Your instructions: Take every line from the material that has the word "this" in it.

Input records:
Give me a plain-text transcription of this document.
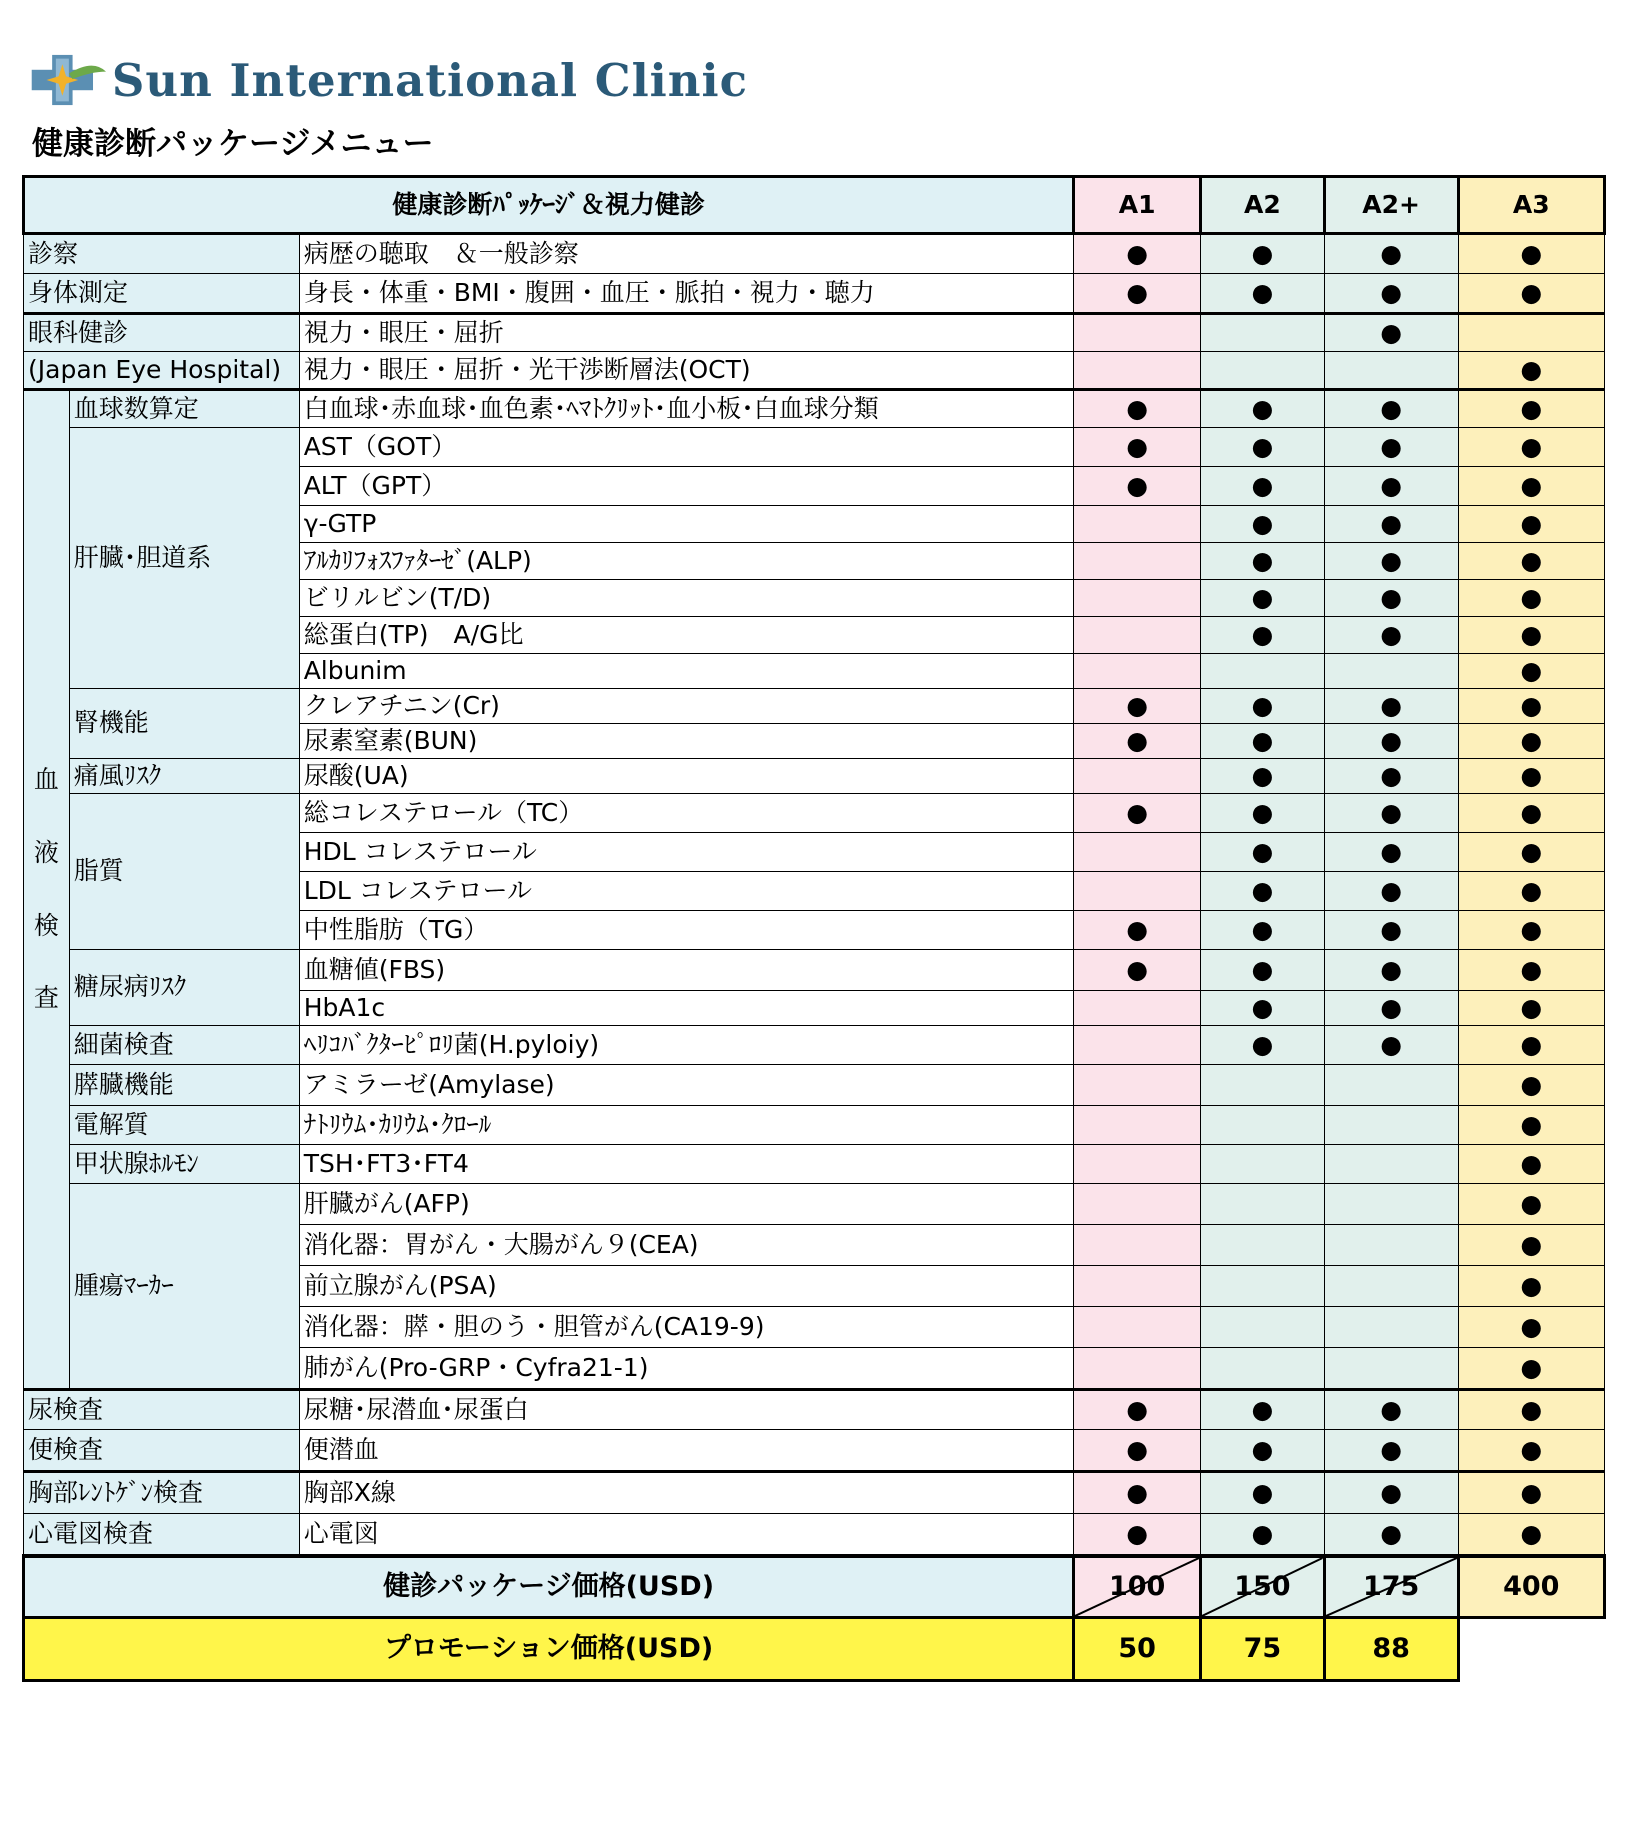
Sun International Clinic
健康診断パッケージメニュー
健康診断ﾊﾟｯｹｰｼﾞ＆視力健診			A1	A2	A2+	A3
診察		病歴の聴取　＆一般診察	●	●	●	●
身体測定		身長・体重・BMI・腹囲・血圧・脈拍・視力・聴力	●	●	●	●
眼科健診		視力・眼圧・屈折			●	
(Japan Eye Hospital)		視力・眼圧・屈折・光干渉断層法(OCT)				●

血
液
検
査	血球数算定	白血球･赤血球･血色素･ﾍﾏﾄｸﾘｯﾄ･血小板･白血球分類	●	●	●	●
	肝臓･胆道系	AST（GOT）	●	●	●	●
		ALT（GPT）	●	●	●	●
		γ-GTP		●	●	●
		ｱﾙｶﾘﾌｫｽﾌｧﾀｰｾﾞ(ALP)		●	●	●
		ビリルビン(T/D)		●	●	●
		総蛋白(TP)　A/G比		●	●	●
		Albunim				●
	腎機能	クレアチニン(Cr)	●	●	●	●
		尿素窒素(BUN)	●	●	●	●
	痛風ﾘｽｸ	尿酸(UA)		●	●	●
	脂質	総コレステロール（TC）	●	●	●	●
		HDL コレステロール		●	●	●
		LDL コレステロール		●	●	●
		中性脂肪（TG）	●	●	●	●
	糖尿病ﾘｽｸ	血糖値(FBS)	●	●	●	●
		HbA1c		●	●	●
	細菌検査	ﾍﾘｺﾊﾞｸﾀｰﾋﾟﾛﾘ菌(H.pyloiy)		●	●	●
	膵臓機能	アミラーゼ(Amylase)				●
	電解質	ﾅﾄﾘｳﾑ･ｶﾘｳﾑ･ｸﾛｰﾙ				●
	甲状腺ﾎﾙﾓﾝ	TSH･FT3･FT4				●
	腫瘍ﾏｰｶｰ	肝臓がん(AFP)				●
		消化器：胃がん・大腸がん９(CEA)				●
		前立腺がん(PSA)				●
		消化器：膵・胆のう・胆管がん(CA19-9)				●
		肺がん(Pro-GRP・Cyfra21-1)				●
尿検査		尿糖･尿潜血･尿蛋白	●	●	●	●
便検査		便潜血	●	●	●	●
胸部ﾚﾝﾄｹﾞﾝ検査		胸部X線	●	●	●	●
心電図検査		心電図	●	●	●	●
健診パッケージ価格(USD)			100	150	175	400
プロモーション価格(USD)			50	75	88	
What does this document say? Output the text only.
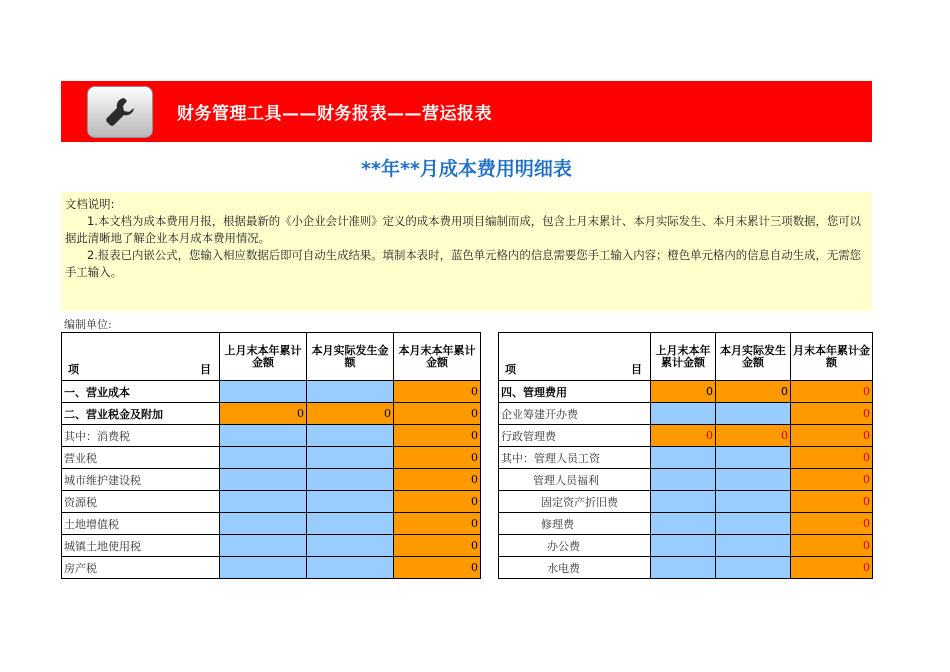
财务管理工具——财务报表——营运报表
**年**月成本费用明细表

文档说明:

1.本文档为成本费用月报，根据最新的《小企业会计准则》定义的成本费用项目编制而成，包含上月末累计、本月实际发生、本月末累计三项数据，您可以据此清晰地了解企业本月成本费用情况。

2.报表已内嵌公式，您输入相应数据后即可自动生成结果。填制本表时，蓝色单元格内的信息需要您手工输入内容；橙色单元格内的信息自动生成，无需您手工输入。

编制单位:
项 目	上月末本年累计金额	本月实际发生金额	本月末本年累计金额
一、营业成本			0
二、营业税金及附加	0	0	0
其中：消费税			0
营业税			0
城市维护建设税			0
资源税			0
土地增值税			0
城镇土地使用税			0
房产税			0
项 目	上月末本年累计金额	本月实际发生金额	月末本年累计金额
四、管理费用	0	0	0
企业筹建开办费			0
行政管理费	0	0	0
其中：管理人员工资			0
管理人员福利			0
固定资产折旧费			0
修理费			0
办公费			0
水电费			0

Task answer:
Give me a plain-text transcription of this document.
What does this document say? Output the text only.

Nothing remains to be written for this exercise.